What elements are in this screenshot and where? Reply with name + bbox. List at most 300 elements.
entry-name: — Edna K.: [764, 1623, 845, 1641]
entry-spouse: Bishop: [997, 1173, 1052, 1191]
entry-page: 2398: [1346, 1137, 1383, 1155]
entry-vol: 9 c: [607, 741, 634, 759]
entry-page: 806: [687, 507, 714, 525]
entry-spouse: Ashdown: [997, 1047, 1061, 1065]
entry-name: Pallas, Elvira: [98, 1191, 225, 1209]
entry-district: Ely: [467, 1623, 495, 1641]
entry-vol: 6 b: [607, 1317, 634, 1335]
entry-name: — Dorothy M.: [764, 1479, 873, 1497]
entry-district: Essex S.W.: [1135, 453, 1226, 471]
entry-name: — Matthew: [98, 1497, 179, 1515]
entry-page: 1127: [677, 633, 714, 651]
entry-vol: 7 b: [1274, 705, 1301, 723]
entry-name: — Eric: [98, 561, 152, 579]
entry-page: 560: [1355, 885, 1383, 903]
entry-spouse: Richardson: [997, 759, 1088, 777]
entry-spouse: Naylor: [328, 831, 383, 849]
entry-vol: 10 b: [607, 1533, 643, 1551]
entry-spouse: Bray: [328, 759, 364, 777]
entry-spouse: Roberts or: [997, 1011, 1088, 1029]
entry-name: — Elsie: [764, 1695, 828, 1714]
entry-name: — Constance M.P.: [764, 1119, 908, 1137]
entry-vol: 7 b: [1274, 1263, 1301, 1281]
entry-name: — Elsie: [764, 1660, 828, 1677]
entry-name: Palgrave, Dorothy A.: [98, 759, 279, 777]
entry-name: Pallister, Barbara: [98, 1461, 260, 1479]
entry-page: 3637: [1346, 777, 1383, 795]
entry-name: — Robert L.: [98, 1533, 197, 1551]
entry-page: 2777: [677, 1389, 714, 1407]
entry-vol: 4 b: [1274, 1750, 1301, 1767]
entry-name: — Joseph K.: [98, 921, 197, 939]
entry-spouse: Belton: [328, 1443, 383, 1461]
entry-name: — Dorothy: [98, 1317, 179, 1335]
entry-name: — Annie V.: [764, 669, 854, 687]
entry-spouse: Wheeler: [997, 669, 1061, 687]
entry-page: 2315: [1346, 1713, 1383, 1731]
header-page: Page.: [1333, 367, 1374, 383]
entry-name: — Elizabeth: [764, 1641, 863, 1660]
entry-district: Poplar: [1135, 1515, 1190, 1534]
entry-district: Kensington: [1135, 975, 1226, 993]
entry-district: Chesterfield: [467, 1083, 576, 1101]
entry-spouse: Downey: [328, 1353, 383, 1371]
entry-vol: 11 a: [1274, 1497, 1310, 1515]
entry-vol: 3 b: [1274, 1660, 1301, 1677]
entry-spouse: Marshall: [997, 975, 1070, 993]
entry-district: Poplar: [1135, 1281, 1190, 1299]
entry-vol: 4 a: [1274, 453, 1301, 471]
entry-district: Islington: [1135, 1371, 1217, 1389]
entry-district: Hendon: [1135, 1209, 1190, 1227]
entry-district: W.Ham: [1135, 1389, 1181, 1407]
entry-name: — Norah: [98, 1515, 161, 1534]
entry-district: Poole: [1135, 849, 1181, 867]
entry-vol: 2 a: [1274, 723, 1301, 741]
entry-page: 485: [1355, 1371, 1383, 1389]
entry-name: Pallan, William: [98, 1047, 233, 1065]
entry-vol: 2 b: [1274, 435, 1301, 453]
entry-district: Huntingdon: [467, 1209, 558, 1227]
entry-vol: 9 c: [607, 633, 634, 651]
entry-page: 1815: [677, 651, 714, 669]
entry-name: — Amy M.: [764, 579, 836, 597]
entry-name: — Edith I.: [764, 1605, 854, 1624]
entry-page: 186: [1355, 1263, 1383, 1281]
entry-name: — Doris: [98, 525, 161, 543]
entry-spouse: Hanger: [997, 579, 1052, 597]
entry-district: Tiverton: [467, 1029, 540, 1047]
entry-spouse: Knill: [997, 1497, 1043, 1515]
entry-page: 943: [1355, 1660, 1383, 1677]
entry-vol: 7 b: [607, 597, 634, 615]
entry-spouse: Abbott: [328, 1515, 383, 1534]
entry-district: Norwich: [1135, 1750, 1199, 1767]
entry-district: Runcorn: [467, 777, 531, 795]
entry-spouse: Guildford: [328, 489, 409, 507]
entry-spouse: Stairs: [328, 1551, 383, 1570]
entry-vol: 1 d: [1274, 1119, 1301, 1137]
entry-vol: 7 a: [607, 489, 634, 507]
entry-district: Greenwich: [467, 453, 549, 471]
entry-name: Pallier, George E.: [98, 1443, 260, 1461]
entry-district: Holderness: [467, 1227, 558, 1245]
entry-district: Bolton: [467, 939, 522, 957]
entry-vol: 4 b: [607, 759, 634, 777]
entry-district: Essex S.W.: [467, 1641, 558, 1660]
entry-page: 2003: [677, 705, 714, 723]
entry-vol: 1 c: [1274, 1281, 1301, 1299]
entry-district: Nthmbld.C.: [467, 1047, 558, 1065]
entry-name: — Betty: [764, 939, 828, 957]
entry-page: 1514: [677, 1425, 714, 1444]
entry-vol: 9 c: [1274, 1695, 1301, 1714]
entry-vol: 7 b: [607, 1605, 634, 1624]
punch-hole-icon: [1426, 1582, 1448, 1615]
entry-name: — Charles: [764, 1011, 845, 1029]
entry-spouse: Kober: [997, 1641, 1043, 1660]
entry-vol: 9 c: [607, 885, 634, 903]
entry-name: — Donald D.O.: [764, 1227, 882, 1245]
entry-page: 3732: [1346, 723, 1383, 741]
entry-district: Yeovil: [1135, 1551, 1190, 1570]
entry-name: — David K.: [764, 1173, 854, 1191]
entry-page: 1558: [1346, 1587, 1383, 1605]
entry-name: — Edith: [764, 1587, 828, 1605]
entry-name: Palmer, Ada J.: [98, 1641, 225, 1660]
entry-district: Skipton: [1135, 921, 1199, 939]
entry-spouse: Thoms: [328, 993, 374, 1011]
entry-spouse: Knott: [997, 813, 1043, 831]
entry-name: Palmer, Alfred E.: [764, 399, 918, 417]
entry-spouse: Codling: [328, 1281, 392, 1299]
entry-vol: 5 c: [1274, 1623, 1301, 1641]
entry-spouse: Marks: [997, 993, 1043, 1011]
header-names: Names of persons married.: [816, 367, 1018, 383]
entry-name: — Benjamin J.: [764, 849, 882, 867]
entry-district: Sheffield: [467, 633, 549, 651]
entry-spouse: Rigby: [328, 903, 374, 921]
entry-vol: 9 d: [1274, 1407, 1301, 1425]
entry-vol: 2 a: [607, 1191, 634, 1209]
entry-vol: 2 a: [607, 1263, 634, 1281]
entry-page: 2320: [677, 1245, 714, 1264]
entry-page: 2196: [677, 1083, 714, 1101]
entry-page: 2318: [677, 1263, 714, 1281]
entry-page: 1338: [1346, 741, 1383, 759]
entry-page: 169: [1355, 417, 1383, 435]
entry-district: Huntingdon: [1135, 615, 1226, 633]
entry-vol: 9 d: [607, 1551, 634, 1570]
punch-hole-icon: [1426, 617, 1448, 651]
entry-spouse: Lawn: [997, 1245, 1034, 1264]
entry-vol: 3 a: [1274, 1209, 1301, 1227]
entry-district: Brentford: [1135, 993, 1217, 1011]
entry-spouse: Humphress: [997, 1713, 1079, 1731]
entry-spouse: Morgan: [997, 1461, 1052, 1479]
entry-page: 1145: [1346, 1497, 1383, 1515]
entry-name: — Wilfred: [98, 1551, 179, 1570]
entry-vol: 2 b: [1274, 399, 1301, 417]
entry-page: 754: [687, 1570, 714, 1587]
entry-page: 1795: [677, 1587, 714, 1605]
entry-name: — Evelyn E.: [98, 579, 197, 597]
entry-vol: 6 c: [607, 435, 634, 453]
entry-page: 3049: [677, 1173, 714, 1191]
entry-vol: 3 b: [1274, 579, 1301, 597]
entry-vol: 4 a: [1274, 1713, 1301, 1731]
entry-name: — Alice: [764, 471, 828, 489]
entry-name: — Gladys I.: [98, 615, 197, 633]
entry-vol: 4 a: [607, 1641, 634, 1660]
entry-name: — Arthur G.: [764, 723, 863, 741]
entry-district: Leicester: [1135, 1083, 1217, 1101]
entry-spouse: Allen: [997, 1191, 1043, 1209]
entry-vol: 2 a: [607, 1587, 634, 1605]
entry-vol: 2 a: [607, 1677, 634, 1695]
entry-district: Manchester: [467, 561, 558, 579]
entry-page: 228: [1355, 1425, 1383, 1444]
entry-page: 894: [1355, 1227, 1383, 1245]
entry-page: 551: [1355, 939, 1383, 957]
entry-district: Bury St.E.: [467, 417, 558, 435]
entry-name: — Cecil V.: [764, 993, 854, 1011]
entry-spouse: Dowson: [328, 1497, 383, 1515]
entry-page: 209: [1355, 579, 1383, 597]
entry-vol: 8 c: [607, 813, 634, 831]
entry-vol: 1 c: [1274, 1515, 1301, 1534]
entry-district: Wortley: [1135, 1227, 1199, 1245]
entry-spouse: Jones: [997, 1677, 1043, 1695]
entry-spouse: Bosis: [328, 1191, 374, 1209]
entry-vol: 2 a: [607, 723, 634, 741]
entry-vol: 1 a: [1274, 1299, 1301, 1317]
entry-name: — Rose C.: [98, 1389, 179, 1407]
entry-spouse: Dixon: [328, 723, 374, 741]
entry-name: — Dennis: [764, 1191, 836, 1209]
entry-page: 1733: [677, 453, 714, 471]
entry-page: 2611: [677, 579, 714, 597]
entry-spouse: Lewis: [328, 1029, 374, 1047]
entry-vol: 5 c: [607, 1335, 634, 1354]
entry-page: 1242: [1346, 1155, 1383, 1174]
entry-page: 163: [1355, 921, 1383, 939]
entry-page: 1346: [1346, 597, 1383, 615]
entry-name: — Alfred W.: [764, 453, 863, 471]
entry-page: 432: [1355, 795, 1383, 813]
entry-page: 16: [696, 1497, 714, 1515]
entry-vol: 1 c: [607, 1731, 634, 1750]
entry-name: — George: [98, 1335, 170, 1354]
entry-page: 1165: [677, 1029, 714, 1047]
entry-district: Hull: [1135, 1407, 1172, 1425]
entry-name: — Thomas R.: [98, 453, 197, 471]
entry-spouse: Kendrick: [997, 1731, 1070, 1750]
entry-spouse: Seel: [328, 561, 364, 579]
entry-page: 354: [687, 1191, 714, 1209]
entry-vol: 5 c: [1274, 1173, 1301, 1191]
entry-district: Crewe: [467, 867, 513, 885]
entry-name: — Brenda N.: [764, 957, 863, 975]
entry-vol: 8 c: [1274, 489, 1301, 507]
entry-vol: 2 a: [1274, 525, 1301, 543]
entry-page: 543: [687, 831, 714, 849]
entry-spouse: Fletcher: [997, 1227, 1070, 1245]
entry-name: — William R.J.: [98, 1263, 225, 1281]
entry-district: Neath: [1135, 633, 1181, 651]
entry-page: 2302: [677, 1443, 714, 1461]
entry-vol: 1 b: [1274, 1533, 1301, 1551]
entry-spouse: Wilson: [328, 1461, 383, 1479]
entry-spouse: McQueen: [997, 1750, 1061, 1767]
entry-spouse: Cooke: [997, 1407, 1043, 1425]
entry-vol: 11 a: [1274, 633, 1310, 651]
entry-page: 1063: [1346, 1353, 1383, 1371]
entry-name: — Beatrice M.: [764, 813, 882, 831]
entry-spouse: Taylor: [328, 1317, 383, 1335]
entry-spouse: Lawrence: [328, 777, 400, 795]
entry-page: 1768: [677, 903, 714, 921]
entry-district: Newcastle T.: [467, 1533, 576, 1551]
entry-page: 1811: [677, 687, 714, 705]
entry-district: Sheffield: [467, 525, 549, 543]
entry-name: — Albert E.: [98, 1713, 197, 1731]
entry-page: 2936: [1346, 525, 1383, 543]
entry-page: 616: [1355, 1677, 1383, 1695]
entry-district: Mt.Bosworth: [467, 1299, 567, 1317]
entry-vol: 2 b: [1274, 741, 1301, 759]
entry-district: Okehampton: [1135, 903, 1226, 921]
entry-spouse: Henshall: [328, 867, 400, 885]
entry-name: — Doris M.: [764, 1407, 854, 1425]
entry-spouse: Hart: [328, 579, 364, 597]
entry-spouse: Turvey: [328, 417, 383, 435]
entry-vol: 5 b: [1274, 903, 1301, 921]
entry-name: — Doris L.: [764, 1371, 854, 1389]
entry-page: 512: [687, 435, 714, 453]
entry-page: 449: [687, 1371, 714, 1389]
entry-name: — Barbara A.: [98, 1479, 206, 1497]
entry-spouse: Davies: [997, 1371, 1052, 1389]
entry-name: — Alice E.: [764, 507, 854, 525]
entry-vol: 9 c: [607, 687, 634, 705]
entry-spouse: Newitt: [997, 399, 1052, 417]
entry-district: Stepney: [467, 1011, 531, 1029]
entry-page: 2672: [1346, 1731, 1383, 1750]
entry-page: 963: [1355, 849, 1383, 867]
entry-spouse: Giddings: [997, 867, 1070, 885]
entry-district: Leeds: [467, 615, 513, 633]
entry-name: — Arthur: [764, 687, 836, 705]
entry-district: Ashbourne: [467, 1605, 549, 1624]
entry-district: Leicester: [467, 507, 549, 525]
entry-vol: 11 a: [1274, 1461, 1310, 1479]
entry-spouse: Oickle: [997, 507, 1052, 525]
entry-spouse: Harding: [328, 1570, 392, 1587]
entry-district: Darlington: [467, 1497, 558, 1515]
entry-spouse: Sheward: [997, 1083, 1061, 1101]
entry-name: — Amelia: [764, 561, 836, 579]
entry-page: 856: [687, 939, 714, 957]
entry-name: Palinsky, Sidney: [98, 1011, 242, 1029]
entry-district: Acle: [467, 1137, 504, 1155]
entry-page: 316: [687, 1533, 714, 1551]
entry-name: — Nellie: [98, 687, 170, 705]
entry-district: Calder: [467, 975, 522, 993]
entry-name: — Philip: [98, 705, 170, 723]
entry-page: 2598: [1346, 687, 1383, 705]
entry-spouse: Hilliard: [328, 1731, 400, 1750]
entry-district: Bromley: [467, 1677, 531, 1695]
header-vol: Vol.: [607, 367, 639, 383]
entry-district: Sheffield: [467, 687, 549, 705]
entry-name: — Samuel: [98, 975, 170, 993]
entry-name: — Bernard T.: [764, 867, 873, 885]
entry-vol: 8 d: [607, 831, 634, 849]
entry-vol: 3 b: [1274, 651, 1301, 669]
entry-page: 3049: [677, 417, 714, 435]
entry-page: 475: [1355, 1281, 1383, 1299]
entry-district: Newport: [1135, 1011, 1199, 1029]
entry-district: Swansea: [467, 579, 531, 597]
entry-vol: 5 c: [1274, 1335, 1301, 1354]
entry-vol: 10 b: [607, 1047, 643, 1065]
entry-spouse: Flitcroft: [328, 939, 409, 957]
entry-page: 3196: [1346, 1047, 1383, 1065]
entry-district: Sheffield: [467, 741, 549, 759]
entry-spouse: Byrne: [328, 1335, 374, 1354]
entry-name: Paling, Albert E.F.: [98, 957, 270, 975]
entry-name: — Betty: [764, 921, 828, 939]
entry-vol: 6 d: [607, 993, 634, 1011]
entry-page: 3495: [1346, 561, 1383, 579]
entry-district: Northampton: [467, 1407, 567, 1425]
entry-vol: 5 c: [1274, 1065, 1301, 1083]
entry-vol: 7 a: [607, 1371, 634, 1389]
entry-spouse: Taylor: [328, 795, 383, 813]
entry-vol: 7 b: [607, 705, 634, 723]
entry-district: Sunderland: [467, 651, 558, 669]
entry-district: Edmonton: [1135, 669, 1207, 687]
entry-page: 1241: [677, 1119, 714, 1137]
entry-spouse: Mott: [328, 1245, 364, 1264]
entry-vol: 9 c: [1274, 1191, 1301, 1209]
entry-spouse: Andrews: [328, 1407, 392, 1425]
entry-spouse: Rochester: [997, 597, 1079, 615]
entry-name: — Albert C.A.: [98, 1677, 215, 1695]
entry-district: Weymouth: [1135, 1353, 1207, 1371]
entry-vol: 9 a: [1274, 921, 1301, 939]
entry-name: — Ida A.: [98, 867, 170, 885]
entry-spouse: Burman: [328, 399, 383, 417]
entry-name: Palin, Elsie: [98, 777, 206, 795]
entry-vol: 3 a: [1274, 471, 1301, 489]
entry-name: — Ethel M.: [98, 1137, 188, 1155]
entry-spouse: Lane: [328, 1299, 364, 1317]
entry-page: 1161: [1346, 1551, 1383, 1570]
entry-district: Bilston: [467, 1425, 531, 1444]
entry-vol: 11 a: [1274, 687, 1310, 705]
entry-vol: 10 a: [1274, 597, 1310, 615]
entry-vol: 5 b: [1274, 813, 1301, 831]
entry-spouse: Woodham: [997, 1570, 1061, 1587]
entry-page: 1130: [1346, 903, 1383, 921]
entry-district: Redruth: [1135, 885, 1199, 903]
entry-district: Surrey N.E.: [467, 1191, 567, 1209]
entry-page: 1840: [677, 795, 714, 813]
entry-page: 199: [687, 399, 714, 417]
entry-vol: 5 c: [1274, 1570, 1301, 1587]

▬▬▬

Work to do – Arrange the items above, from their first line through the line containing "entry-district: Ely: [467, 1623, 495, 1641]", into a numbered list, and skip any blank lines.

Response for this exercise –
1. What elements are in this screenshot and where? Reply with name + bbox. List at most 300 elements.
2. entry-name: — Edna K.: [764, 1623, 845, 1641]
3. entry-spouse: Bishop: [997, 1173, 1052, 1191]
4. entry-page: 2398: [1346, 1137, 1383, 1155]
5. entry-vol: 9 c: [607, 741, 634, 759]
6. entry-page: 806: [687, 507, 714, 525]
7. entry-spouse: Ashdown: [997, 1047, 1061, 1065]
8. entry-name: Pallas, Elvira: [98, 1191, 225, 1209]
9. entry-district: Ely: [467, 1623, 495, 1641]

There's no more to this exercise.